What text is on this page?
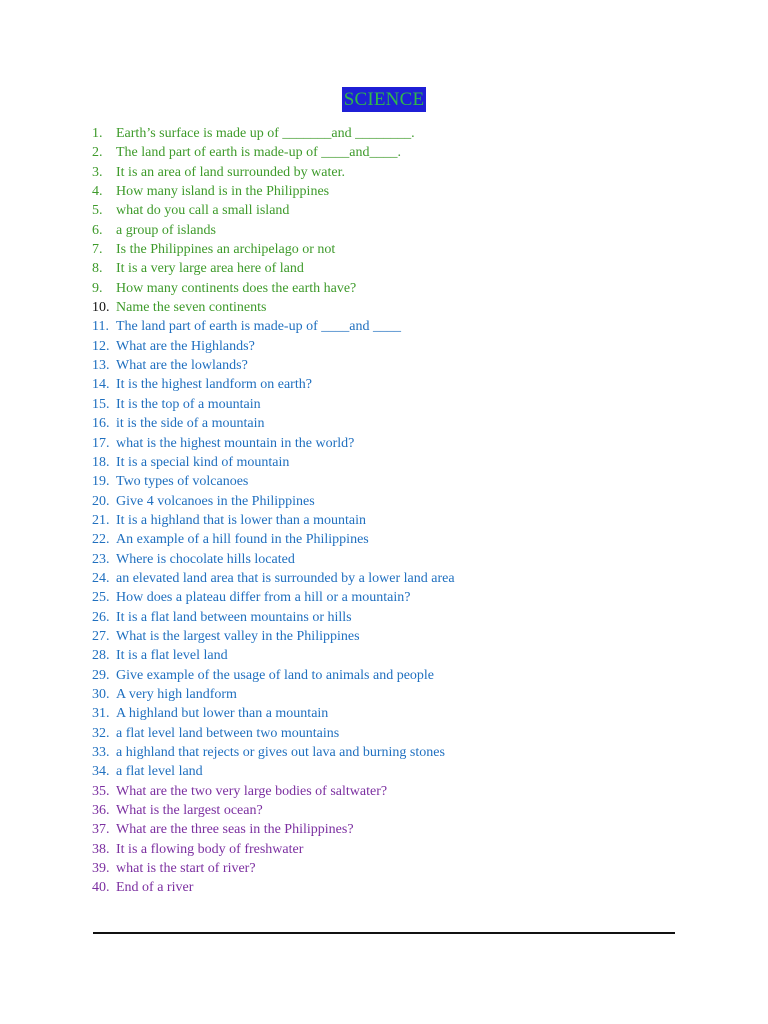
SCIENCE
1. Earth’s surface is made up of _______and ________.
2. The land part of earth is made-up of ____and____.
3. It is an area of land surrounded by water.
4. How many island is in the Philippines
5. what do you call a small island
6. a group of islands
7. Is the Philippines an archipelago or not
8. It is a very large area here of land
9. How many continents does the earth have?
10. Name the seven continents
11. The land part of earth is made-up of ____and ____
12. What are the Highlands?
13. What are the lowlands?
14. It is the highest landform on earth?
15. It is the top of a mountain
16. it is the side of a mountain
17. what is the highest mountain in the world?
18. It is a special kind of mountain
19. Two types of volcanoes
20. Give 4 volcanoes in the Philippines
21. It is a highland that is lower than a mountain
22. An example of a hill found in the Philippines
23. Where is chocolate hills located
24. an elevated land area that is surrounded by a lower land area
25. How does a plateau differ from a hill or a mountain?
26. It is a flat land between mountains or hills
27. What is the largest valley in the Philippines
28. It is a flat level land
29. Give example of the usage of land to animals and people
30. A very high landform
31. A highland but lower than a mountain
32. a flat level land between two mountains
33. a highland that rejects or gives out lava and burning stones
34. a flat level land
35. What are the two very large bodies of saltwater?
36. What is the largest ocean?
37. What are the three seas in the Philippines?
38. It is a flowing body of freshwater
39. what is the start of river?
40. End of a river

----------------------------------------

> STATED GOAL:
Without including the pictures, reproduce all entries exactly.

> THE RESPONSE:
What text is on this page?
SCIENCE
1. Earth’s surface is made up of _______and ________.
2. The land part of earth is made-up of ____and____.
3. It is an area of land surrounded by water.
4. How many island is in the Philippines
5. what do you call a small island
6. a group of islands
7. Is the Philippines an archipelago or not
8. It is a very large area here of land
9. How many continents does the earth have?
10. Name the seven continents
11. The land part of earth is made-up of ____and ____
12. What are the Highlands?
13. What are the lowlands?
14. It is the highest landform on earth?
15. It is the top of a mountain
16. it is the side of a mountain
17. what is the highest mountain in the world?
18. It is a special kind of mountain
19. Two types of volcanoes
20. Give 4 volcanoes in the Philippines
21. It is a highland that is lower than a mountain
22. An example of a hill found in the Philippines
23. Where is chocolate hills located
24. an elevated land area that is surrounded by a lower land area
25. How does a plateau differ from a hill or a mountain?
26. It is a flat land between mountains or hills
27. What is the largest valley in the Philippines
28. It is a flat level land
29. Give example of the usage of land to animals and people
30. A very high landform
31. A highland but lower than a mountain
32. a flat level land between two mountains
33. a highland that rejects or gives out lava and burning stones
34. a flat level land
35. What are the two very large bodies of saltwater?
36. What is the largest ocean?
37. What are the three seas in the Philippines?
38. It is a flowing body of freshwater
39. what is the start of river?
40. End of a river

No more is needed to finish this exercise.